# [WHAT IS BEING ASKED]
You are to retype all of the data exactly as it appears.

# TASK MATERIAL start

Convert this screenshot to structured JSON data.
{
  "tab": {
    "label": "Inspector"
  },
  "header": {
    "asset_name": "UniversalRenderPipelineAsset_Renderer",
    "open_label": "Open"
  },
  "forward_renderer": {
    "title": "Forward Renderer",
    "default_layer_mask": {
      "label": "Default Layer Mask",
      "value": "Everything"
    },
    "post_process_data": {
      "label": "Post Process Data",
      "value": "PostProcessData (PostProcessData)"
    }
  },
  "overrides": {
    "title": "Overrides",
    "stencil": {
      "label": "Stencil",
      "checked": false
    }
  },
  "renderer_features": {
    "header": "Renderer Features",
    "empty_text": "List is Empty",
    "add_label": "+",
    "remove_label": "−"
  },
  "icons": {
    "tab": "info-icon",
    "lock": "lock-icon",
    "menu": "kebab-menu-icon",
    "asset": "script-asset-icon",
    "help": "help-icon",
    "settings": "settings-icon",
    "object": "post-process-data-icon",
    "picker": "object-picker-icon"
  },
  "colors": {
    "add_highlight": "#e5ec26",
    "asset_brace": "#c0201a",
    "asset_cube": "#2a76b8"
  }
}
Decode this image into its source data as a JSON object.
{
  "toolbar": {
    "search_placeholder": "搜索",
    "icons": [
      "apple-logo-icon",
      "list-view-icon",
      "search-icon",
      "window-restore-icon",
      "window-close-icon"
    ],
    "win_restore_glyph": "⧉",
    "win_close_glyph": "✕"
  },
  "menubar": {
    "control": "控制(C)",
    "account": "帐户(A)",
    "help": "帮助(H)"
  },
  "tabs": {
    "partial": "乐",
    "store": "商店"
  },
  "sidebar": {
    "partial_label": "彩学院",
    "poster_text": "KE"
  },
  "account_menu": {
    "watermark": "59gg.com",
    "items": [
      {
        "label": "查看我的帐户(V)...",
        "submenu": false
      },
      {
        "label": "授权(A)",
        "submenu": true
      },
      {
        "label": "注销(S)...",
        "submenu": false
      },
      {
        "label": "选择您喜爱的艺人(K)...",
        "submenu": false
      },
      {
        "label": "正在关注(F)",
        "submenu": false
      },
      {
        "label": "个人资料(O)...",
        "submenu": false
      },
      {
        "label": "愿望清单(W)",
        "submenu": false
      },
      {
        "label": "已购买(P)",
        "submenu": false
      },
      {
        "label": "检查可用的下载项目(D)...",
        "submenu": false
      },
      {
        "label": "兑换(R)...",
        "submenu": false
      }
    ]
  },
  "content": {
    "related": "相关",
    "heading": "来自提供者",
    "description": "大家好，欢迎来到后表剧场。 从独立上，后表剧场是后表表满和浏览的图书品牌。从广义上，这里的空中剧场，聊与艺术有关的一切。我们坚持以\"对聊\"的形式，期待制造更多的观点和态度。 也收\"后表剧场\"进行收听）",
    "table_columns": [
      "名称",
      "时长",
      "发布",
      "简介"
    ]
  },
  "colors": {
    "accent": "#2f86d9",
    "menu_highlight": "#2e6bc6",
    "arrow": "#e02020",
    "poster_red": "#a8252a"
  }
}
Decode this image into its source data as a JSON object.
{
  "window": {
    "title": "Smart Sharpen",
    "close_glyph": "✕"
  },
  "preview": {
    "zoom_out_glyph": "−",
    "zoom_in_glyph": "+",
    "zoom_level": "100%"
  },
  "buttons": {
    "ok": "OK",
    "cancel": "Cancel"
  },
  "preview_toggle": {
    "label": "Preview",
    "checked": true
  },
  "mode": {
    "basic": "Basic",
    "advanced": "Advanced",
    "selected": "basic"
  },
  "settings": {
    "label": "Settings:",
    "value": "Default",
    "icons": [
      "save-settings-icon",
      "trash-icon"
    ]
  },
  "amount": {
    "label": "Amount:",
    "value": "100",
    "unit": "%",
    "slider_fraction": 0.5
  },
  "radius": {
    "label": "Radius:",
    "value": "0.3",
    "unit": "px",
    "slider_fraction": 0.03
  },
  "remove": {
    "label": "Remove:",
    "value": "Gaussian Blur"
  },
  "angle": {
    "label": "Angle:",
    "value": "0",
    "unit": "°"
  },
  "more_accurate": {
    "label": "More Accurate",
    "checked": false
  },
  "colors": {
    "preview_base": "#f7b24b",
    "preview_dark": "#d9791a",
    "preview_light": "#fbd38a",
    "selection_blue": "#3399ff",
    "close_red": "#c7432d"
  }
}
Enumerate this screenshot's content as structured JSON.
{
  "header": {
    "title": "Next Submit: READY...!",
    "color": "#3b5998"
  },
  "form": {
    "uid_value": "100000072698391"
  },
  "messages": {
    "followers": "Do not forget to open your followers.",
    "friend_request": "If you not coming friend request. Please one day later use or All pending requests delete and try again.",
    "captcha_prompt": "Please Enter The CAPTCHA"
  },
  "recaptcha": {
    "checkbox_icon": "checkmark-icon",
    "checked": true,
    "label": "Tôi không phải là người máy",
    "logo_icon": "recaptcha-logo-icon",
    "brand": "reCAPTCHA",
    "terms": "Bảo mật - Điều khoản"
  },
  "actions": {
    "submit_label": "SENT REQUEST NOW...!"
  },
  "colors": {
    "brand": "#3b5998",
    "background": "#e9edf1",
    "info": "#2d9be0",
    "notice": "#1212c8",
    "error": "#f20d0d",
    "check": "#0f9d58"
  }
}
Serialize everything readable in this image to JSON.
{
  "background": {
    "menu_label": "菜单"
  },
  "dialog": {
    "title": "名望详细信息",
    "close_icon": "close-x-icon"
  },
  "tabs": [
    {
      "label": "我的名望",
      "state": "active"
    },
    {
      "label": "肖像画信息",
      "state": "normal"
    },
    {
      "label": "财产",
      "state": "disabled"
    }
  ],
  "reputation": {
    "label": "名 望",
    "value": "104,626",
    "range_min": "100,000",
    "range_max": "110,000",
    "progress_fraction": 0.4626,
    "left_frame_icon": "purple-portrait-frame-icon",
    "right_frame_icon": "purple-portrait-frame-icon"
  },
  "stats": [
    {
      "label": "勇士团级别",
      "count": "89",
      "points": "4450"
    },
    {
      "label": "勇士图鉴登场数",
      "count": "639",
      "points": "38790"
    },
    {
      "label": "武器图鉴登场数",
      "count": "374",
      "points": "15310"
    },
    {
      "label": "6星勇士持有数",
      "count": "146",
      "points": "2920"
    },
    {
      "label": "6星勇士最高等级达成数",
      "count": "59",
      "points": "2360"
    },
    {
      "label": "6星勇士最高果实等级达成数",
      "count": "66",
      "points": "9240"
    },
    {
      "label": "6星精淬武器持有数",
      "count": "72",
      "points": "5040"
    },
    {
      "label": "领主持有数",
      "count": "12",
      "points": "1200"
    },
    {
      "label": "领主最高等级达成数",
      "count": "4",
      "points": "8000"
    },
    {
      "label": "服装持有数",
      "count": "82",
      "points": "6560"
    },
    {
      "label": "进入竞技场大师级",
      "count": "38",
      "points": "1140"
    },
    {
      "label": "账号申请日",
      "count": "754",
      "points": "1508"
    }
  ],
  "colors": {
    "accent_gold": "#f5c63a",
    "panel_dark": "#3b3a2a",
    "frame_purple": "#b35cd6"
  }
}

# TASK MATERIAL end

# [COMPLETE RESPONSE]
Convert this screenshot to structured JSON data.
{
  "tab": {
    "label": "Inspector"
  },
  "header": {
    "asset_name": "UniversalRenderPipelineAsset_Renderer",
    "open_label": "Open"
  },
  "forward_renderer": {
    "title": "Forward Renderer",
    "default_layer_mask": {
      "label": "Default Layer Mask",
      "value": "Everything"
    },
    "post_process_data": {
      "label": "Post Process Data",
      "value": "PostProcessData (PostProcessData)"
    }
  },
  "overrides": {
    "title": "Overrides",
    "stencil": {
      "label": "Stencil",
      "checked": false
    }
  },
  "renderer_features": {
    "header": "Renderer Features",
    "empty_text": "List is Empty",
    "add_label": "+",
    "remove_label": "−"
  },
  "icons": {
    "tab": "info-icon",
    "lock": "lock-icon",
    "menu": "kebab-menu-icon",
    "asset": "script-asset-icon",
    "help": "help-icon",
    "settings": "settings-icon",
    "object": "post-process-data-icon",
    "picker": "object-picker-icon"
  },
  "colors": {
    "add_highlight": "#e5ec26",
    "asset_brace": "#c0201a",
    "asset_cube": "#2a76b8"
  }
}
Decode this image into its source data as a JSON object.
{
  "toolbar": {
    "search_placeholder": "搜索",
    "icons": [
      "apple-logo-icon",
      "list-view-icon",
      "search-icon",
      "window-restore-icon",
      "window-close-icon"
    ],
    "win_restore_glyph": "⧉",
    "win_close_glyph": "✕"
  },
  "menubar": {
    "control": "控制(C)",
    "account": "帐户(A)",
    "help": "帮助(H)"
  },
  "tabs": {
    "partial": "乐",
    "store": "商店"
  },
  "sidebar": {
    "partial_label": "彩学院",
    "poster_text": "KE"
  },
  "account_menu": {
    "watermark": "59gg.com",
    "items": [
      {
        "label": "查看我的帐户(V)...",
        "submenu": false
      },
      {
        "label": "授权(A)",
        "submenu": true
      },
      {
        "label": "注销(S)...",
        "submenu": false
      },
      {
        "label": "选择您喜爱的艺人(K)...",
        "submenu": false
      },
      {
        "label": "正在关注(F)",
        "submenu": false
      },
      {
        "label": "个人资料(O)...",
        "submenu": false
      },
      {
        "label": "愿望清单(W)",
        "submenu": false
      },
      {
        "label": "已购买(P)",
        "submenu": false
      },
      {
        "label": "检查可用的下载项目(D)...",
        "submenu": false
      },
      {
        "label": "兑换(R)...",
        "submenu": false
      }
    ]
  },
  "content": {
    "related": "相关",
    "heading": "来自提供者",
    "description": "大家好，欢迎来到后表剧场。 从独立上，后表剧场是后表表满和浏览的图书品牌。从广义上，这里的空中剧场，聊与艺术有关的一切。我们坚持以\"对聊\"的形式，期待制造更多的观点和态度。 也收\"后表剧场\"进行收听）",
    "table_columns": [
      "名称",
      "时长",
      "发布",
      "简介"
    ]
  },
  "colors": {
    "accent": "#2f86d9",
    "menu_highlight": "#2e6bc6",
    "arrow": "#e02020",
    "poster_red": "#a8252a"
  }
}
Decode this image into its source data as a JSON object.
{
  "window": {
    "title": "Smart Sharpen",
    "close_glyph": "✕"
  },
  "preview": {
    "zoom_out_glyph": "−",
    "zoom_in_glyph": "+",
    "zoom_level": "100%"
  },
  "buttons": {
    "ok": "OK",
    "cancel": "Cancel"
  },
  "preview_toggle": {
    "label": "Preview",
    "checked": true
  },
  "mode": {
    "basic": "Basic",
    "advanced": "Advanced",
    "selected": "basic"
  },
  "settings": {
    "label": "Settings:",
    "value": "Default",
    "icons": [
      "save-settings-icon",
      "trash-icon"
    ]
  },
  "amount": {
    "label": "Amount:",
    "value": "100",
    "unit": "%",
    "slider_fraction": 0.5
  },
  "radius": {
    "label": "Radius:",
    "value": "0.3",
    "unit": "px",
    "slider_fraction": 0.03
  },
  "remove": {
    "label": "Remove:",
    "value": "Gaussian Blur"
  },
  "angle": {
    "label": "Angle:",
    "value": "0",
    "unit": "°"
  },
  "more_accurate": {
    "label": "More Accurate",
    "checked": false
  },
  "colors": {
    "preview_base": "#f7b24b",
    "preview_dark": "#d9791a",
    "preview_light": "#fbd38a",
    "selection_blue": "#3399ff",
    "close_red": "#c7432d"
  }
}
Enumerate this screenshot's content as structured JSON.
{
  "header": {
    "title": "Next Submit: READY...!",
    "color": "#3b5998"
  },
  "form": {
    "uid_value": "100000072698391"
  },
  "messages": {
    "followers": "Do not forget to open your followers.",
    "friend_request": "If you not coming friend request. Please one day later use or All pending requests delete and try again.",
    "captcha_prompt": "Please Enter The CAPTCHA"
  },
  "recaptcha": {
    "checkbox_icon": "checkmark-icon",
    "checked": true,
    "label": "Tôi không phải là người máy",
    "logo_icon": "recaptcha-logo-icon",
    "brand": "reCAPTCHA",
    "terms": "Bảo mật - Điều khoản"
  },
  "actions": {
    "submit_label": "SENT REQUEST NOW...!"
  },
  "colors": {
    "brand": "#3b5998",
    "background": "#e9edf1",
    "info": "#2d9be0",
    "notice": "#1212c8",
    "error": "#f20d0d",
    "check": "#0f9d58"
  }
}
Serialize everything readable in this image to JSON.
{
  "background": {
    "menu_label": "菜单"
  },
  "dialog": {
    "title": "名望详细信息",
    "close_icon": "close-x-icon"
  },
  "tabs": [
    {
      "label": "我的名望",
      "state": "active"
    },
    {
      "label": "肖像画信息",
      "state": "normal"
    },
    {
      "label": "财产",
      "state": "disabled"
    }
  ],
  "reputation": {
    "label": "名 望",
    "value": "104,626",
    "range_min": "100,000",
    "range_max": "110,000",
    "progress_fraction": 0.4626,
    "left_frame_icon": "purple-portrait-frame-icon",
    "right_frame_icon": "purple-portrait-frame-icon"
  },
  "stats": [
    {
      "label": "勇士团级别",
      "count": "89",
      "points": "4450"
    },
    {
      "label": "勇士图鉴登场数",
      "count": "639",
      "points": "38790"
    },
    {
      "label": "武器图鉴登场数",
      "count": "374",
      "points": "15310"
    },
    {
      "label": "6星勇士持有数",
      "count": "146",
      "points": "2920"
    },
    {
      "label": "6星勇士最高等级达成数",
      "count": "59",
      "points": "2360"
    },
    {
      "label": "6星勇士最高果实等级达成数",
      "count": "66",
      "points": "9240"
    },
    {
      "label": "6星精淬武器持有数",
      "count": "72",
      "points": "5040"
    },
    {
      "label": "领主持有数",
      "count": "12",
      "points": "1200"
    },
    {
      "label": "领主最高等级达成数",
      "count": "4",
      "points": "8000"
    },
    {
      "label": "服装持有数",
      "count": "82",
      "points": "6560"
    },
    {
      "label": "进入竞技场大师级",
      "count": "38",
      "points": "1140"
    },
    {
      "label": "账号申请日",
      "count": "754",
      "points": "1508"
    }
  ],
  "colors": {
    "accent_gold": "#f5c63a",
    "panel_dark": "#3b3a2a",
    "frame_purple": "#b35cd6"
  }
}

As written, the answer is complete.